**Dataset excerpt**.
"""
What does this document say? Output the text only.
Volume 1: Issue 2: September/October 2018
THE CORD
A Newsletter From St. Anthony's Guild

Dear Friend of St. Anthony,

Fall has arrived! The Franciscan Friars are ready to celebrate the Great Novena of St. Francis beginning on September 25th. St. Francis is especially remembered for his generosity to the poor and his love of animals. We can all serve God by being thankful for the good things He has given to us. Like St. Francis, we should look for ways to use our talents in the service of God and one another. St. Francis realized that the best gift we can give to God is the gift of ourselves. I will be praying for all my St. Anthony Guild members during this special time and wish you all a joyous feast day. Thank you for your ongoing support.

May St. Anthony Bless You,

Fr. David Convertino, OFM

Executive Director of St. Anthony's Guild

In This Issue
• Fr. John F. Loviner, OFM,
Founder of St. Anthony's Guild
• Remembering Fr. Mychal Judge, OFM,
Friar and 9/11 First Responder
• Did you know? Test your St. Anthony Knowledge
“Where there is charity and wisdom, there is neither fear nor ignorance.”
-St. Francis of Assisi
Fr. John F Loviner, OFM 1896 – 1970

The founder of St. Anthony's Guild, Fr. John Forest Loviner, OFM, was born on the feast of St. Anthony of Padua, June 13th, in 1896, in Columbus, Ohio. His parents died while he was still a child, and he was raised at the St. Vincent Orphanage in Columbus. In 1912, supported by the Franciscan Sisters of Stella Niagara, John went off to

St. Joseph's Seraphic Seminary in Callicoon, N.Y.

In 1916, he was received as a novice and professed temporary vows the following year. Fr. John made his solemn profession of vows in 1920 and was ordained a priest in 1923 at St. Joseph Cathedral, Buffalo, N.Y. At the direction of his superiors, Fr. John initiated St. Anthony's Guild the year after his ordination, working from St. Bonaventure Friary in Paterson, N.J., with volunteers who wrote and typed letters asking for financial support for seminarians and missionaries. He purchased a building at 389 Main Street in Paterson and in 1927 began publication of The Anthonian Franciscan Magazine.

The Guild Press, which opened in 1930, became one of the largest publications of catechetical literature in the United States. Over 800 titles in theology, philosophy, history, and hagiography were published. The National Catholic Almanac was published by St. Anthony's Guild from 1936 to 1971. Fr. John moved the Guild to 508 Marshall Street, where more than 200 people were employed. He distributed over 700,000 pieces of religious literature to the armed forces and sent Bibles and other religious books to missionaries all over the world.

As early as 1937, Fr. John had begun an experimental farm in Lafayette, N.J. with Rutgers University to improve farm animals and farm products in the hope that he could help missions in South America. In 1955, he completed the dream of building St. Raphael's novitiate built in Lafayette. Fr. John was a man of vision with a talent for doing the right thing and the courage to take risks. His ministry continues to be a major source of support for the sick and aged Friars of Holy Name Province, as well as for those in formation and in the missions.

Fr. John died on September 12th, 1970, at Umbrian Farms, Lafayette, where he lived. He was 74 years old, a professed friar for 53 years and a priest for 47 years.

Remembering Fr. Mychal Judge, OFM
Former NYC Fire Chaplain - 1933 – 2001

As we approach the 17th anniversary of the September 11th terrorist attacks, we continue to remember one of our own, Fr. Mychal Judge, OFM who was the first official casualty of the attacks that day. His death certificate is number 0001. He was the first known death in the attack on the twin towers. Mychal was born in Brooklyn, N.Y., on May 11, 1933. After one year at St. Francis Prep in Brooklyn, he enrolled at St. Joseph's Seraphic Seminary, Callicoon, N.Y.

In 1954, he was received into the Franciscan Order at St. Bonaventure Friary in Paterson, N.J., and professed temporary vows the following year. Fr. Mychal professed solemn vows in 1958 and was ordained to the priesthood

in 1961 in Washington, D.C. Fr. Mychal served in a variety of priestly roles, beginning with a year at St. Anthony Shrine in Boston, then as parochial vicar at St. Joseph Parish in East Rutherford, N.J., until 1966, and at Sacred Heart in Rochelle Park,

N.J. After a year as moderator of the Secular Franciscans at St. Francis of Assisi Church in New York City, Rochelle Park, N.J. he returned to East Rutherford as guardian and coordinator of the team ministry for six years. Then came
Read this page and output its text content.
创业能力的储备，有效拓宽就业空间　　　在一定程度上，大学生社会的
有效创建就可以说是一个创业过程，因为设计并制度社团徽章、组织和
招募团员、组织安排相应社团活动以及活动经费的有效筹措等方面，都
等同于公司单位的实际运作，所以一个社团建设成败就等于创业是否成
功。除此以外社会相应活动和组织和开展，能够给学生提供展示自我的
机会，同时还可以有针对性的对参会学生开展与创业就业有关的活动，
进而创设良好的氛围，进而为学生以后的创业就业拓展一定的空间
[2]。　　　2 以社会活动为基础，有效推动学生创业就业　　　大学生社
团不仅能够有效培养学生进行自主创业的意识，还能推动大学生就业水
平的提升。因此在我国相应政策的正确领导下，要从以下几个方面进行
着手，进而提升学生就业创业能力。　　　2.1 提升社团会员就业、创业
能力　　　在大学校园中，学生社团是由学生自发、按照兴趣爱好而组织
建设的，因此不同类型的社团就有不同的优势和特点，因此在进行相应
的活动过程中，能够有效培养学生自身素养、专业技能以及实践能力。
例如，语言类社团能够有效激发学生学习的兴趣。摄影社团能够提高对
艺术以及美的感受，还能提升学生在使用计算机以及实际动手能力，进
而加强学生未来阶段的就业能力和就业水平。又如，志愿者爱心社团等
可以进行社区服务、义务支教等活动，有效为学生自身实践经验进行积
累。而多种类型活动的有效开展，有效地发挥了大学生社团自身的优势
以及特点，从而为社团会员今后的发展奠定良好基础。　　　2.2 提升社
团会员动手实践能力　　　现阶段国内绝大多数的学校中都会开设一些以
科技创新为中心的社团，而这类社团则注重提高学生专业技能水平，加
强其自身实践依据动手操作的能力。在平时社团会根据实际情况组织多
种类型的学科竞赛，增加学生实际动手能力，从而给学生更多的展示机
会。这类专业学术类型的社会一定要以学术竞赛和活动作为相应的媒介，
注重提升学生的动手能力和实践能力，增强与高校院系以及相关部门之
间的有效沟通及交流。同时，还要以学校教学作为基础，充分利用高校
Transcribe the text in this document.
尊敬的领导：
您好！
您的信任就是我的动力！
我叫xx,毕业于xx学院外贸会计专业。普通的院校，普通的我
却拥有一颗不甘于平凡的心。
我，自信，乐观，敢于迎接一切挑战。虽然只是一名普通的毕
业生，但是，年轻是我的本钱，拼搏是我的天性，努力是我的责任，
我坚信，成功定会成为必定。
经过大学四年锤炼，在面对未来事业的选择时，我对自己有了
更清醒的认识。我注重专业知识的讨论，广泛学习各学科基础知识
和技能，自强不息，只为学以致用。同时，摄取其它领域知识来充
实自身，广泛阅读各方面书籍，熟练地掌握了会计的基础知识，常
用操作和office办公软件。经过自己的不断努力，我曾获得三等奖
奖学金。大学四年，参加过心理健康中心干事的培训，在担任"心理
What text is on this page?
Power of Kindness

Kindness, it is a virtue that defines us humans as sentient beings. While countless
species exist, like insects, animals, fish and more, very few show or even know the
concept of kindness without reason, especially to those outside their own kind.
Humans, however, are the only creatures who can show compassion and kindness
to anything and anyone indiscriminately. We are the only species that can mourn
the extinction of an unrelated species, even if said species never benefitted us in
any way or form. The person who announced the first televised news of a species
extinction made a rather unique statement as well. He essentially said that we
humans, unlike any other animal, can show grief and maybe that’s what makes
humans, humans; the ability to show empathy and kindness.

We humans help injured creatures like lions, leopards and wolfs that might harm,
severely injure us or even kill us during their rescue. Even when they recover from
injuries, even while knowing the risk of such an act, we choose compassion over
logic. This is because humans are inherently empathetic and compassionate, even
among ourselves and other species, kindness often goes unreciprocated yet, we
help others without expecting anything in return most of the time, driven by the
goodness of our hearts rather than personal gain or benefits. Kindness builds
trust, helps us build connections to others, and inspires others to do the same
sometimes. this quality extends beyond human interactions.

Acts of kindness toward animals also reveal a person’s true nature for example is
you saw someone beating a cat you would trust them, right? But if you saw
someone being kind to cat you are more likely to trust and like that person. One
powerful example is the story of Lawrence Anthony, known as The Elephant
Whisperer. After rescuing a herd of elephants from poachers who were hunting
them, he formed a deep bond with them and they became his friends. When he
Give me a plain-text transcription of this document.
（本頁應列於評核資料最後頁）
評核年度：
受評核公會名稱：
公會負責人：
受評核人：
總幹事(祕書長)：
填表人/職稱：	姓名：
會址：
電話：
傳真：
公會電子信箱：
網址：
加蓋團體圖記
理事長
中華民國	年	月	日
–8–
"""
**WHAT IS BEING ASKED**.
Pull out every line from the one with "Give me a plain-text" to the end of the listing, and output only those.

**FINISHED EXERCISE**.
Give me a plain-text transcription of this document.
（本頁應列於評核資料最後頁）
評核年度：
受評核公會名稱：
公會負責人：
受評核人：
總幹事(祕書長)：
填表人/職稱：	姓名：
會址：
電話：
傳真：
公會電子信箱：
網址：
加蓋團體圖記
理事長
中華民國	年	月	日
–8–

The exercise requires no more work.